» **Passage provided**:
════════════════════

TNF-α Modulation of Intestinal Tight Junction Permeability is Mediated by NIK/IKK-α Axis Activation of the Canonical NF-κB Pathway

Tumor necrosis factor (TNF)-alpha, a key mediator of intestinal inflammation, causes an increase in intestinal epithelial tight junction (TJ) permeability by activating myosin light chain kinase (MLCK; official name MYLK3) gene. However, the precise signaling cascades that mediate the INF-alpha-induced activation of MLCK gene and increase in TJ permeability remain unclear. Our aims were to delineate the upstream signaling mechanisms that regulate the TNF-alpha modulation of intestinal TJ barrier function with the use of in vitro and in vivo intestinal epithelial model systems. TNF-alpha caused a rapid activation of both canonical and noncanonical NF-kappa B pathway. NF-kappa B-inducing kinase (NIK) and mitogen-activated protein kinase kinase-1 (MEKK-1) were activated in response to TNF-alpha. NIK mediated the TNF-alpha activation of inhibitory kappa B kinase (IKK)-alpha, and MEKK1 mediated the activation of IKK complex, including IKK-beta. NIK/IKK-alpha axis regulated the activation of both NF-kappa B p50/p65 and RelB/p52 pathways. Surprisingly, the siRNA induced knockdown of NIK, but not MEKK-1, prevented the TNF-alpha activation of both NF-kappa B p50/p65 and RelB/p52 and the increase in intestinal TJ permeability. Moreover, NIK/IKK-alpha/NF-kappa B p50/p65 axis mediated the TNF-alpha induced MLCK gene activation and the subsequent MLCK increase in intestinal TJ permeability. In conclusion, our data show that NIK/IKK-alpha/regulates the activation of NF-kappa B p50/p65 and plays an integral role in the TNF-alpha induced activation of MLCK gene and increase in intestinal TJ permeability.

════════════════════

» **Task requirements**: According to the abstract on TNF-alpha and intestinal tight junctions, knockdown of which kinase prevented the TNF-alpha-induced increase in intestinal TJ permeability? The material that comes next is separate from the abstract above.

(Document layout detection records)
════════════════════

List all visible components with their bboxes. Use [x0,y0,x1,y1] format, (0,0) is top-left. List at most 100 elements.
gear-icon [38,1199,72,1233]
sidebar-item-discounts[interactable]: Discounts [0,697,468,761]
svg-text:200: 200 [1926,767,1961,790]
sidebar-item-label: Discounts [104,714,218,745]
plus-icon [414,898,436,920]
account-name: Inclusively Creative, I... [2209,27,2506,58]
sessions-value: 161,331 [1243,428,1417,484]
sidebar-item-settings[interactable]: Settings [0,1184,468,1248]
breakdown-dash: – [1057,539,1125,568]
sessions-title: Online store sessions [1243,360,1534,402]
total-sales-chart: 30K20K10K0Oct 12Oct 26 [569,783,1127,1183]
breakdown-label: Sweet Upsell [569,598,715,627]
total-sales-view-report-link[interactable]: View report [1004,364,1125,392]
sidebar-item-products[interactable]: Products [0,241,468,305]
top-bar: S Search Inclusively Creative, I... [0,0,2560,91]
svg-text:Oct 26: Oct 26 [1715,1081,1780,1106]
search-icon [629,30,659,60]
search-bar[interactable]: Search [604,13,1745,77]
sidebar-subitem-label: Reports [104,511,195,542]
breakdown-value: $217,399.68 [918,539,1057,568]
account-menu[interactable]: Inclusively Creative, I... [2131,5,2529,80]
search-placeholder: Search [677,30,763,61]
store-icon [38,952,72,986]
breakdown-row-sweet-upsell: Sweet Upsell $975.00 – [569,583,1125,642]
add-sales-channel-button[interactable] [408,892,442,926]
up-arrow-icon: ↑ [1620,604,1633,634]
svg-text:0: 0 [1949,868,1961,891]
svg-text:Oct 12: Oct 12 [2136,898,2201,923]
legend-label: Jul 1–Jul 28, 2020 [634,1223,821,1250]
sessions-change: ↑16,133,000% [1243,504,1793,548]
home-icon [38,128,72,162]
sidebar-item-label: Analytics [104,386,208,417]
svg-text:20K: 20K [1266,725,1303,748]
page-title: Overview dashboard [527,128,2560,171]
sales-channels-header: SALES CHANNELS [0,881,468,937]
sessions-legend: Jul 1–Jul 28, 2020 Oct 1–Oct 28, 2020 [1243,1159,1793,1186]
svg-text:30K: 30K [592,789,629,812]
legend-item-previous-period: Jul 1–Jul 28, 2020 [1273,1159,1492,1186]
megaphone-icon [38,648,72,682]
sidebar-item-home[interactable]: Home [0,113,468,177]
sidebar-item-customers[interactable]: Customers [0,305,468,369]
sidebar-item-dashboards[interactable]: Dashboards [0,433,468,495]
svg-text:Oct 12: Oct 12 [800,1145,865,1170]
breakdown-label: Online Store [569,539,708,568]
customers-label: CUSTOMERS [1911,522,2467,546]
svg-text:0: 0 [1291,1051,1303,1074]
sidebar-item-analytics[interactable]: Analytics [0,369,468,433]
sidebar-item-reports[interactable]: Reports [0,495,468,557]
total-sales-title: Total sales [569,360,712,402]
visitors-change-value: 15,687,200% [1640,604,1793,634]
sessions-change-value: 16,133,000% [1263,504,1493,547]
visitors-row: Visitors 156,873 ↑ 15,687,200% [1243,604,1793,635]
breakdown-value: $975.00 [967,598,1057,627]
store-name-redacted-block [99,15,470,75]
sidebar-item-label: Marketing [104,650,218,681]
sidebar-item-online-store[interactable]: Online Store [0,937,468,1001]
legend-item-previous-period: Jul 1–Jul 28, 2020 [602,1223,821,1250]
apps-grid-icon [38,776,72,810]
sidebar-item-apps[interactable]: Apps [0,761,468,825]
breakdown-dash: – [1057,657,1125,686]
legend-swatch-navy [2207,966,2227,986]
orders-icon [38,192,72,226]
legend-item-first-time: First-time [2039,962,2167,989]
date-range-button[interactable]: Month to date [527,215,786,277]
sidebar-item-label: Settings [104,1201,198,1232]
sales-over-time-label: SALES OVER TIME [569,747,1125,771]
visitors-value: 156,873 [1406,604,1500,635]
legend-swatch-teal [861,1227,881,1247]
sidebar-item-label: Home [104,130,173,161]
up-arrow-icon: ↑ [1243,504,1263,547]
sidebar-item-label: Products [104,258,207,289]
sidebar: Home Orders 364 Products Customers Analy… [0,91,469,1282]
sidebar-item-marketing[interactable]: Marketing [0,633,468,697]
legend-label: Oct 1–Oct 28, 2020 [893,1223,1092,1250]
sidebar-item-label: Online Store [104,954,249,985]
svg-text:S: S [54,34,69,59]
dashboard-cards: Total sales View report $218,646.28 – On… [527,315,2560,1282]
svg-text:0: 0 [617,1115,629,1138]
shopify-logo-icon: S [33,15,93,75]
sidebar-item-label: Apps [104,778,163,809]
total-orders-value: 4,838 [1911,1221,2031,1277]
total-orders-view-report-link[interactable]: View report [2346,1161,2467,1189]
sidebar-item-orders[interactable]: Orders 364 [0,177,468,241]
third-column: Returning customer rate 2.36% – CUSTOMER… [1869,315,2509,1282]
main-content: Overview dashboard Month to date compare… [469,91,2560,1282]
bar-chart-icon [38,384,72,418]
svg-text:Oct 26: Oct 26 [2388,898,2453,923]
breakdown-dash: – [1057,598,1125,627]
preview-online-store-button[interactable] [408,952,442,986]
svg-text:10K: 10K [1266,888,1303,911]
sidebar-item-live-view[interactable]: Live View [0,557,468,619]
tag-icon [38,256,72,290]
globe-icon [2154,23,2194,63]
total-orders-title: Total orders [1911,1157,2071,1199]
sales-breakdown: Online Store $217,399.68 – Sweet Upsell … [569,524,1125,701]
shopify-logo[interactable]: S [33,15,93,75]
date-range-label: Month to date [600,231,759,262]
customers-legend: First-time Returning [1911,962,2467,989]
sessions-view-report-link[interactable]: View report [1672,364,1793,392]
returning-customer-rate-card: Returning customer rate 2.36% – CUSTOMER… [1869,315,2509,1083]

════════════════════

» **Output for this exercise**: NF-kappa B-inducing kinase (NIK), but not MEKK-1.